Selection -

+===+

Through music Nora expresses her interests in exploring sounds and the meanings of words. We love to dance and move to music. We include producing rhythms by clapping or tapping objects during our group time.
Dancing to music helps us build motor skills while allowing us to practice self-expression. We like songs that repeat words and melodies, use rhythms with definite beat, and follow directions. Music explores beat through movement, clapping, scarves, simple instruments such as rhythm sticks, bells, and drums.
A 2016 study at the University of Southern California's Brain and Creativity Institute found that musical experiences in early childhood can actually accelerate brain development, particularly in the areas of language acquisition and reading skills.
Music, surprisingly, has been linked to stronger reading comprehension skills. Several studies have shown that the rhythms in music are basically the same as those in speech and language. Thus, learning in music helps us further improve our reading comprehension skills.
We learn through a fun and engaging interaction to decipher words on pages. We need to know the different sounds in spoken language and be able to connect those sounds to written letters in order to decipher words.
When we understand letter sounds, we will begin to form the words. Blending sounds to read words is the process of translating letters to sounds ... and then combining, or blending, those sounds to identify a written word.

+===+

Stated task 1 -
According to the passage on music and early learning, where was the 2016 study on early musical experiences carried out?

Extracted information -

+===+

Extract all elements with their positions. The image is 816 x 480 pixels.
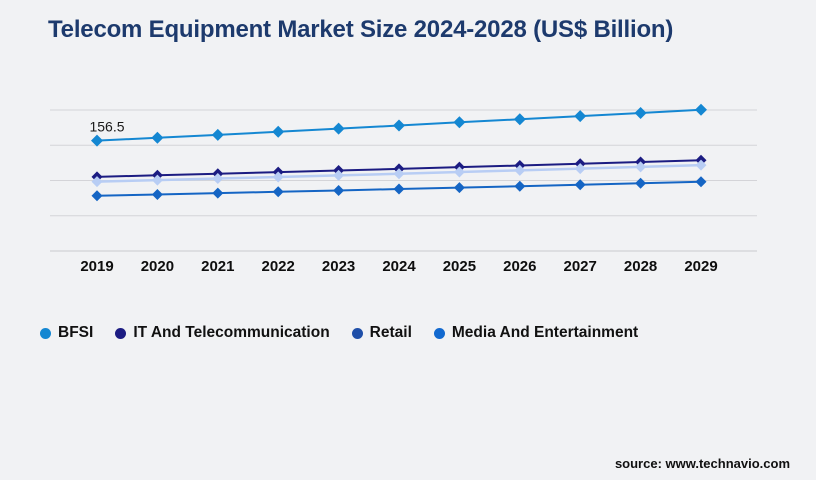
data-point-marker bbox=[393, 168, 405, 180]
data-point-marker bbox=[91, 190, 103, 202]
data-point-marker bbox=[695, 159, 707, 171]
data-point-marker bbox=[272, 186, 284, 198]
data-point-marker bbox=[91, 176, 103, 188]
data-point-marker bbox=[514, 180, 526, 192]
data-point-marker bbox=[212, 187, 224, 199]
chart-legend: BFSI IT And Telecommunication Retail Media … bbox=[40, 324, 638, 342]
data-point-marker bbox=[574, 163, 586, 175]
data-point-marker bbox=[574, 179, 586, 191]
line-chart: 156.5 2019 2020 2021 2022 2023 2024 2025 2026 202… bbox=[50, 103, 757, 275]
legend-item-bfsi: BFSI bbox=[40, 324, 93, 342]
data-point-marker bbox=[151, 188, 163, 200]
legend-dot-icon bbox=[351, 327, 363, 339]
data-point-marker bbox=[211, 128, 224, 141]
legend-label: Retail bbox=[369, 324, 412, 341]
data-point-marker bbox=[453, 116, 466, 129]
data-point-marker bbox=[212, 173, 224, 185]
data-point-marker bbox=[332, 122, 345, 135]
data-point-marker bbox=[634, 106, 647, 119]
data-point-marker bbox=[333, 169, 345, 181]
data-point-marker bbox=[453, 182, 465, 194]
data-point-marker bbox=[695, 103, 707, 116]
data-point-marker bbox=[574, 110, 587, 123]
data-point-marker bbox=[513, 113, 526, 126]
data-point-marker bbox=[514, 164, 526, 176]
source-attribution: source: www.technavio.com bbox=[614, 456, 790, 471]
data-point-marker bbox=[272, 171, 284, 183]
data-point-marker bbox=[272, 125, 285, 138]
x-axis-label: 2027 bbox=[564, 258, 597, 275]
data-point-marker bbox=[393, 119, 405, 132]
data-label: 156.5 bbox=[89, 119, 124, 135]
data-point-marker bbox=[635, 177, 647, 189]
legend-label: Media And Entertainment bbox=[451, 324, 639, 341]
legend-dot-icon bbox=[40, 327, 51, 339]
data-point-marker bbox=[635, 161, 647, 173]
x-axis-label: 2029 bbox=[684, 258, 717, 275]
data-point-marker bbox=[333, 184, 345, 196]
x-axis-label: 2022 bbox=[262, 258, 295, 275]
legend-dot-icon bbox=[115, 327, 127, 339]
x-axis-label: 2028 bbox=[624, 258, 657, 275]
data-point-marker bbox=[393, 183, 405, 195]
legend-label: BFSI bbox=[58, 324, 94, 341]
data-point-marker bbox=[453, 166, 465, 178]
data-point-marker bbox=[151, 174, 163, 186]
x-axis-label: 2019 bbox=[80, 258, 113, 275]
x-axis-label: 2023 bbox=[322, 258, 355, 275]
x-axis-label: 2026 bbox=[503, 258, 536, 275]
data-point-marker bbox=[695, 176, 707, 188]
legend-label: IT And Telecommunication bbox=[133, 324, 330, 341]
legend-dot-icon bbox=[433, 327, 445, 339]
chart-title: Telecom Equipment Market Size 2024-2028 … bbox=[48, 16, 674, 43]
x-axis-label: 2024 bbox=[382, 258, 416, 275]
x-axis-label: 2025 bbox=[443, 258, 476, 275]
data-point-marker bbox=[91, 134, 103, 147]
legend-item-retail: Retail bbox=[351, 324, 412, 342]
legend-item-media-and-entertainment: Media And Entertainment bbox=[433, 324, 639, 342]
data-point-marker bbox=[151, 131, 164, 144]
legend-item-it-and-telecommunication: IT And Telecommunication bbox=[115, 324, 330, 342]
x-axis-label: 2020 bbox=[141, 258, 174, 275]
x-axis-label: 2021 bbox=[201, 258, 234, 275]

+===+

Stated task 2 -
Please render the rows above as a numbered list, starting with the line holding "data-point-marker bbox=[393, 168, 405, 180]" and ending with the line holding "data-point-marker bbox=[574, 179, 586, 191]", both included.

Task response 1 -
At the University of Southern California's Brain and Creativity Institute.

Task response 2 -
1. data-point-marker bbox=[393, 168, 405, 180]
2. data-point-marker bbox=[91, 190, 103, 202]
3. data-point-marker bbox=[695, 159, 707, 171]
4. data-point-marker bbox=[272, 186, 284, 198]
5. data-point-marker bbox=[91, 176, 103, 188]
6. data-point-marker bbox=[514, 180, 526, 192]
7. data-point-marker bbox=[212, 187, 224, 199]
8. chart-legend: BFSI IT And Telecommunication Retail Media … bbox=[40, 324, 638, 342]
9. data-point-marker bbox=[574, 163, 586, 175]
10. data-point-marker bbox=[574, 179, 586, 191]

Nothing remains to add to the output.